• [What you are asked to do]
Each record below is to be copied word for word, with pictures removed.

Excerpt from a dataset:
_ _ _

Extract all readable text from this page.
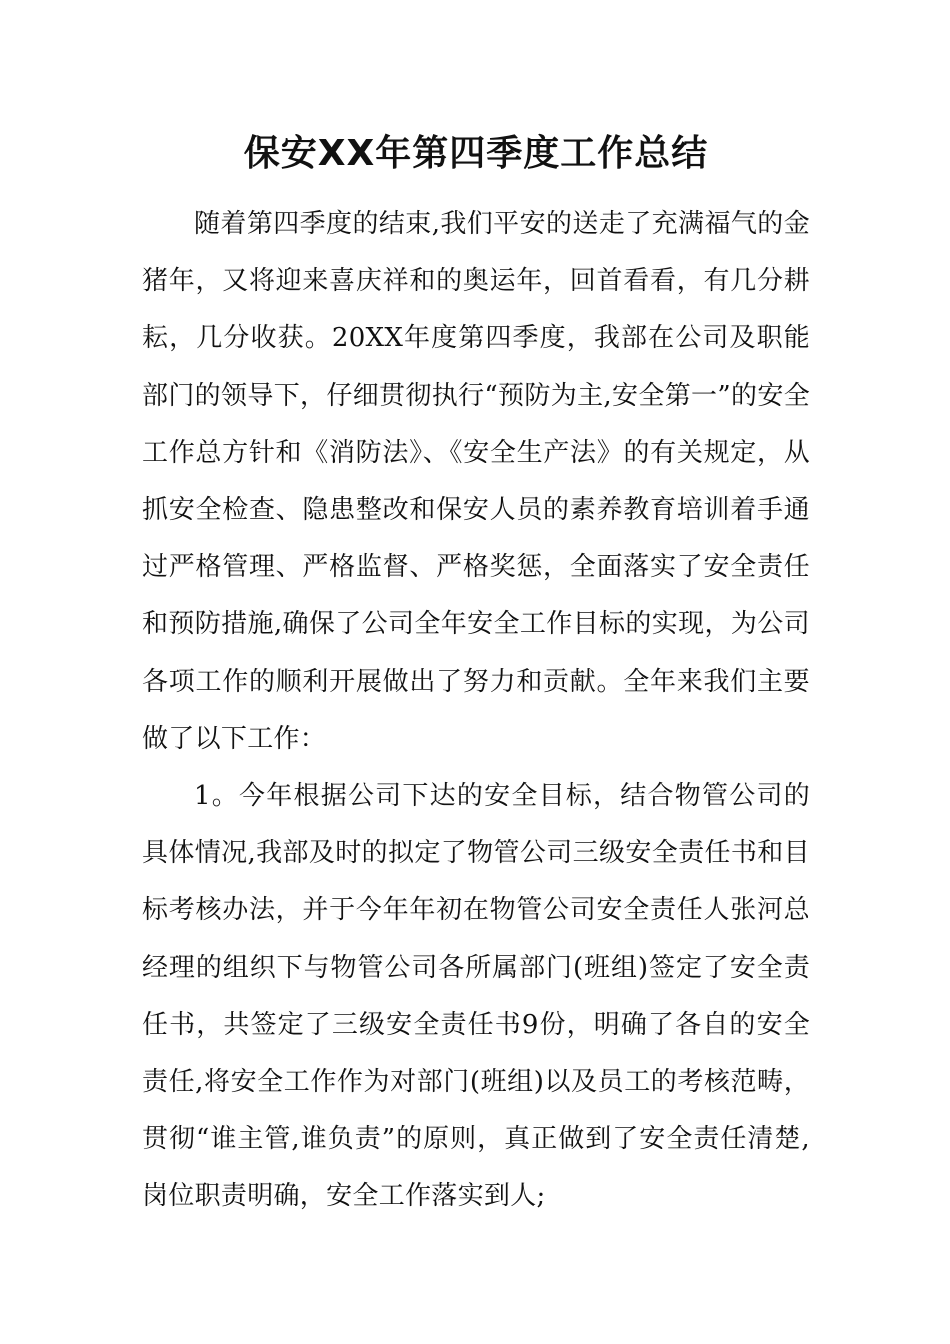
保安XX年第四季度工作总结

随着第四季度的结束,我们平安的送走了充满福气的金猪年，又将迎来喜庆祥和的奥运年，回首看看，有几分耕耘，几分收获。20XX年度第四季度，我部在公司及职能部门的领导下，仔细贯彻执行“预防为主,安全第一”的安全工作总方针和《消防法》、《安全生产法》的有关规定，从抓安全检查、隐患整改和保安人员的素养教育培训着手通过严格管理、严格监督、严格奖惩，全面落实了安全责任和预防措施,确保了公司全年安全工作目标的实现，为公司各项工作的顺利开展做出了努力和贡献。全年来我们主要做了以下工作：

1。今年根据公司下达的安全目标，结合物管公司的具体情况,我部及时的拟定了物管公司三级安全责任书和目标考核办法，并于今年年初在物管公司安全责任人张河总经理的组织下与物管公司各所属部门(班组)签定了安全责任书，共签定了三级安全责任书9份，明确了各自的安全责任,将安全工作作为对部门(班组)以及员工的考核范畴，贯彻“谁主管,谁负责”的原则，真正做到了安全责任清楚,岗位职责明确，安全工作落实到人;
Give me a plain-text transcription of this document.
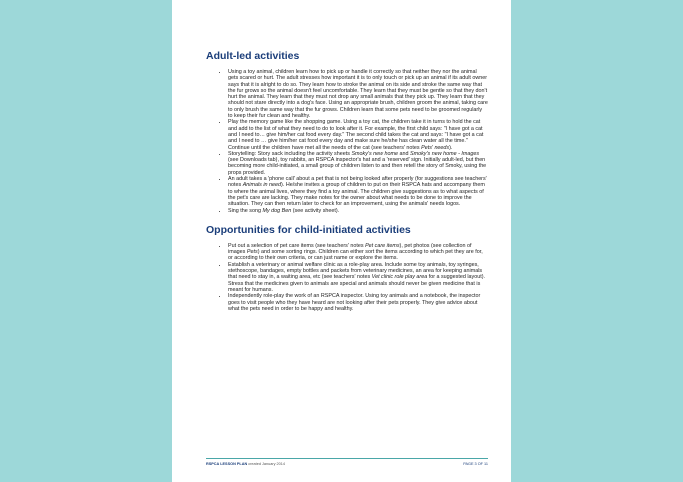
Adult-led activities
• Using a toy animal, children learn how to pick up or handle it correctly so that neither they nor the animal gets scared or hurt. The adult stresses how important it is to only touch or pick up an animal if its adult owner says that it is alright to do so. They learn how to stroke the animal on its side and stroke the same way that the fur grows so the animal doesn't feel uncomfortable. They learn that they must be gentle so that they don't hurt the animal. They learn that they must not drop any small animals that they pick up. They learn that they should not stare directly into a dog's face. Using an appropriate brush, children groom the animal, taking care to only brush the same way that the fur grows. Children learn that some pets need to be groomed regularly to keep their fur clean and healthy.
• Play the memory game like the shopping game. Using a toy cat, the children take it in turns to hold the cat and add to the list of what they need to do to look after it. For example, the first child says: "I have got a cat and I need to… give him/her cat food every day." The second child takes the cat and says: "I have got a cat and I need to … give him/her cat food every day and make sure he/she has clean water all the time." Continue until the children have met all the needs of the cat (see teachers' notes Pets' needs).
• Storytelling: Story sack including the activity sheets Smoky's new home and Smoky's new home - Images (see Downloads tab), toy rabbits, an RSPCA inspector's hat and a 'reserved' sign. Initially adult-led, but then becoming more child-initiated, a small group of children listen to and then retell the story of Smoky, using the props provided.
• An adult takes a 'phone call' about a pet that is not being looked after properly (for suggestions see teachers' notes Animals in need). He/she invites a group of children to put on their RSPCA hats and accompany them to where the animal lives, where they find a toy animal. The children give suggestions as to what aspects of the pet's care are lacking. They make notes for the owner about what needs to be done to improve the situation. They can then return later to check for an improvement, using the animals' needs logos.
• Sing the song My dog Ben (see activity sheet).
Opportunities for child-initiated activities
• Put out a selection of pet care items (see teachers' notes Pet care items), pet photos (see collection of images Pets) and some sorting rings. Children can either sort the items according to which pet they are for, or according to their own criteria, or can just name or explore the items.
• Establish a veterinary or animal welfare clinic as a role-play area. Include some toy animals, toy syringes, stethoscope, bandages, empty bottles and packets from veterinary medicines, an area for keeping animals that need to stay in, a waiting area, etc (see teachers' notes Vet clinic role play area for a suggested layout). Stress that the medicines given to animals are special and animals should never be given medicine that is meant for humans.
• Independently role-play the work of an RSPCA inspector. Using toy animals and a notebook, the inspector goes to visit people who they have heard are not looking after their pets properly. They give advice about what the pets need in order to be happy and healthy.
RSPCA LESSON PLAN created January 2014	PAGE 3 OF 11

_ _ _

• [Exercise output]
Extract all readable text from this page.
保安XX年第四季度工作总结

随着第四季度的结束,我们平安的送走了充满福气的金猪年，又将迎来喜庆祥和的奥运年，回首看看，有几分耕耘，几分收获。20XX年度第四季度，我部在公司及职能部门的领导下，仔细贯彻执行“预防为主,安全第一”的安全工作总方针和《消防法》、《安全生产法》的有关规定，从抓安全检查、隐患整改和保安人员的素养教育培训着手通过严格管理、严格监督、严格奖惩，全面落实了安全责任和预防措施,确保了公司全年安全工作目标的实现，为公司各项工作的顺利开展做出了努力和贡献。全年来我们主要做了以下工作：

1。今年根据公司下达的安全目标，结合物管公司的具体情况,我部及时的拟定了物管公司三级安全责任书和目标考核办法，并于今年年初在物管公司安全责任人张河总经理的组织下与物管公司各所属部门(班组)签定了安全责任书，共签定了三级安全责任书9份，明确了各自的安全责任,将安全工作作为对部门(班组)以及员工的考核范畴，贯彻“谁主管,谁负责”的原则，真正做到了安全责任清楚,岗位职责明确，安全工作落实到人;
Give me a plain-text transcription of this document.
Adult-led activities
• Using a toy animal, children learn how to pick up or handle it correctly so that neither they nor the animal gets scared or hurt. The adult stresses how important it is to only touch or pick up an animal if its adult owner says that it is alright to do so. They learn how to stroke the animal on its side and stroke the same way that the fur grows so the animal doesn't feel uncomfortable. They learn that they must be gentle so that they don't hurt the animal. They learn that they must not drop any small animals that they pick up. They learn that they should not stare directly into a dog's face. Using an appropriate brush, children groom the animal, taking care to only brush the same way that the fur grows. Children learn that some pets need to be groomed regularly to keep their fur clean and healthy.
• Play the memory game like the shopping game. Using a toy cat, the children take it in turns to hold the cat and add to the list of what they need to do to look after it. For example, the first child says: "I have got a cat and I need to… give him/her cat food every day." The second child takes the cat and says: "I have got a cat and I need to … give him/her cat food every day and make sure he/she has clean water all the time." Continue until the children have met all the needs of the cat (see teachers' notes Pets' needs).
• Storytelling: Story sack including the activity sheets Smoky's new home and Smoky's new home - Images (see Downloads tab), toy rabbits, an RSPCA inspector's hat and a 'reserved' sign. Initially adult-led, but then becoming more child-initiated, a small group of children listen to and then retell the story of Smoky, using the props provided.
• An adult takes a 'phone call' about a pet that is not being looked after properly (for suggestions see teachers' notes Animals in need). He/she invites a group of children to put on their RSPCA hats and accompany them to where the animal lives, where they find a toy animal. The children give suggestions as to what aspects of the pet's care are lacking. They make notes for the owner about what needs to be done to improve the situation. They can then return later to check for an improvement, using the animals' needs logos.
• Sing the song My dog Ben (see activity sheet).
Opportunities for child-initiated activities
• Put out a selection of pet care items (see teachers' notes Pet care items), pet photos (see collection of images Pets) and some sorting rings. Children can either sort the items according to which pet they are for, or according to their own criteria, or can just name or explore the items.
• Establish a veterinary or animal welfare clinic as a role-play area. Include some toy animals, toy syringes, stethoscope, bandages, empty bottles and packets from veterinary medicines, an area for keeping animals that need to stay in, a waiting area, etc (see teachers' notes Vet clinic role play area for a suggested layout). Stress that the medicines given to animals are special and animals should never be given medicine that is meant for humans.
• Independently role-play the work of an RSPCA inspector. Using toy animals and a notebook, the inspector goes to visit people who they have heard are not looking after their pets properly. They give advice about what the pets need in order to be happy and healthy.
RSPCA LESSON PLAN created January 2014	PAGE 3 OF 11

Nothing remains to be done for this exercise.